WHAT TO PRODUCE — Reproduce the records below exactly as they appear, omitting any pictures they contain.

INPUT FOR THIS TASK —
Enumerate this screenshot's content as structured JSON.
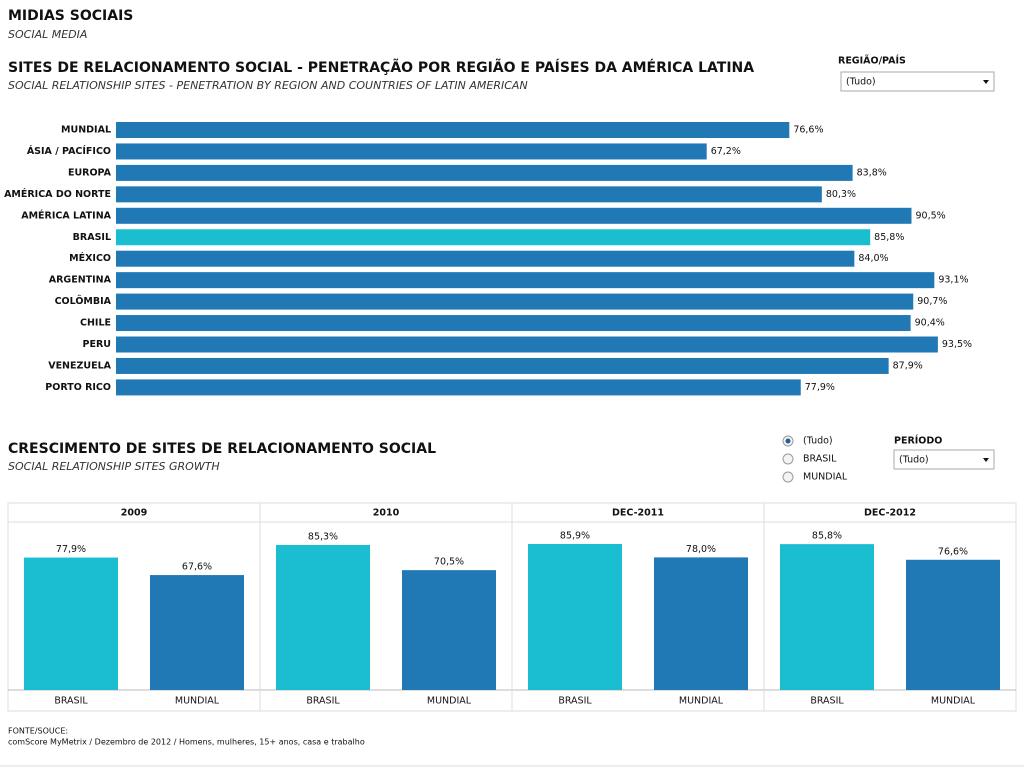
{
  "header": {
    "title": "MIDIAS SOCIAIS",
    "subtitle": "SOCIAL MEDIA"
  },
  "chart_data": [
    {
      "type": "hbar",
      "title": "SITES DE RELACIONAMENTO SOCIAL - PENETRAÇÃO POR REGIÃO E PAÍSES DA AMÉRICA LATINA",
      "subtitle": "SOCIAL RELATIONSHIP SITES - PENETRATION BY REGION AND COUNTRIES OF LATIN AMERICAN",
      "categories": [
        "MUNDIAL",
        "ÁSIA / PACÍFICO",
        "EUROPA",
        "AMÉRICA DO NORTE",
        "AMÉRICA LATINA",
        "BRASIL",
        "MÉXICO",
        "ARGENTINA",
        "COLÔMBIA",
        "CHILE",
        "PERU",
        "VENEZUELA",
        "PORTO RICO"
      ],
      "values": [
        76.6,
        67.2,
        83.8,
        80.3,
        90.5,
        85.8,
        84.0,
        93.1,
        90.7,
        90.4,
        93.5,
        87.9,
        77.9
      ],
      "value_labels": [
        "76,6%",
        "67,2%",
        "83,8%",
        "80,3%",
        "90,5%",
        "85,8%",
        "84,0%",
        "93,1%",
        "90,7%",
        "90,4%",
        "93,5%",
        "87,9%",
        "77,9%"
      ],
      "colors": [
        "#2078b4",
        "#2078b4",
        "#2078b4",
        "#2078b4",
        "#2078b4",
        "#1bbdd0",
        "#2078b4",
        "#2078b4",
        "#2078b4",
        "#2078b4",
        "#2078b4",
        "#2078b4",
        "#2078b4"
      ],
      "xlim": [
        0,
        100
      ]
    },
    {
      "type": "panel_bar",
      "title": "CRESCIMENTO DE SITES DE RELACIONAMENTO SOCIAL",
      "subtitle": "SOCIAL RELATIONSHIP SITES GROWTH",
      "categories": [
        "2009",
        "2010",
        "DEC-2011",
        "DEC-2012"
      ],
      "series": [
        {
          "name": "BRASIL",
          "color": "#1bbdd0",
          "values": [
            77.9,
            85.3,
            85.9,
            85.8
          ],
          "value_labels": [
            "77,9%",
            "85,3%",
            "85,9%",
            "85,8%"
          ]
        },
        {
          "name": "MUNDIAL",
          "color": "#2078b4",
          "values": [
            67.6,
            70.5,
            78.0,
            76.6
          ],
          "value_labels": [
            "67,6%",
            "70,5%",
            "78,0%",
            "76,6%"
          ]
        }
      ],
      "ylim": [
        0,
        100
      ]
    }
  ],
  "filters": {
    "region": {
      "label": "REGIÃO/PAÍS",
      "value": "(Tudo)"
    },
    "radio": {
      "options": [
        "(Tudo)",
        "BRASIL",
        "MUNDIAL"
      ],
      "selected": 0
    },
    "period": {
      "label": "PERÍODO",
      "value": "(Tudo)"
    }
  },
  "footer": {
    "source_label": "FONTE/SOUCE:",
    "source": "comScore MyMetrix / Dezembro de 2012 / Homens, mulheres, 15+ anos, casa e trabalho"
  }
}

RESULT OF THE EXERCISE —
Enumerate this screenshot's content as structured JSON.
{
  "header": {
    "title": "MIDIAS SOCIAIS",
    "subtitle": "SOCIAL MEDIA"
  },
  "chart_data": [
    {
      "type": "hbar",
      "title": "SITES DE RELACIONAMENTO SOCIAL - PENETRAÇÃO POR REGIÃO E PAÍSES DA AMÉRICA LATINA",
      "subtitle": "SOCIAL RELATIONSHIP SITES - PENETRATION BY REGION AND COUNTRIES OF LATIN AMERICAN",
      "categories": [
        "MUNDIAL",
        "ÁSIA / PACÍFICO",
        "EUROPA",
        "AMÉRICA DO NORTE",
        "AMÉRICA LATINA",
        "BRASIL",
        "MÉXICO",
        "ARGENTINA",
        "COLÔMBIA",
        "CHILE",
        "PERU",
        "VENEZUELA",
        "PORTO RICO"
      ],
      "values": [
        76.6,
        67.2,
        83.8,
        80.3,
        90.5,
        85.8,
        84.0,
        93.1,
        90.7,
        90.4,
        93.5,
        87.9,
        77.9
      ],
      "value_labels": [
        "76,6%",
        "67,2%",
        "83,8%",
        "80,3%",
        "90,5%",
        "85,8%",
        "84,0%",
        "93,1%",
        "90,7%",
        "90,4%",
        "93,5%",
        "87,9%",
        "77,9%"
      ],
      "colors": [
        "#2078b4",
        "#2078b4",
        "#2078b4",
        "#2078b4",
        "#2078b4",
        "#1bbdd0",
        "#2078b4",
        "#2078b4",
        "#2078b4",
        "#2078b4",
        "#2078b4",
        "#2078b4",
        "#2078b4"
      ],
      "xlim": [
        0,
        100
      ]
    },
    {
      "type": "panel_bar",
      "title": "CRESCIMENTO DE SITES DE RELACIONAMENTO SOCIAL",
      "subtitle": "SOCIAL RELATIONSHIP SITES GROWTH",
      "categories": [
        "2009",
        "2010",
        "DEC-2011",
        "DEC-2012"
      ],
      "series": [
        {
          "name": "BRASIL",
          "color": "#1bbdd0",
          "values": [
            77.9,
            85.3,
            85.9,
            85.8
          ],
          "value_labels": [
            "77,9%",
            "85,3%",
            "85,9%",
            "85,8%"
          ]
        },
        {
          "name": "MUNDIAL",
          "color": "#2078b4",
          "values": [
            67.6,
            70.5,
            78.0,
            76.6
          ],
          "value_labels": [
            "67,6%",
            "70,5%",
            "78,0%",
            "76,6%"
          ]
        }
      ],
      "ylim": [
        0,
        100
      ]
    }
  ],
  "filters": {
    "region": {
      "label": "REGIÃO/PAÍS",
      "value": "(Tudo)"
    },
    "radio": {
      "options": [
        "(Tudo)",
        "BRASIL",
        "MUNDIAL"
      ],
      "selected": 0
    },
    "period": {
      "label": "PERÍODO",
      "value": "(Tudo)"
    }
  },
  "footer": {
    "source_label": "FONTE/SOUCE:",
    "source": "comScore MyMetrix / Dezembro de 2012 / Homens, mulheres, 15+ anos, casa e trabalho"
  }
}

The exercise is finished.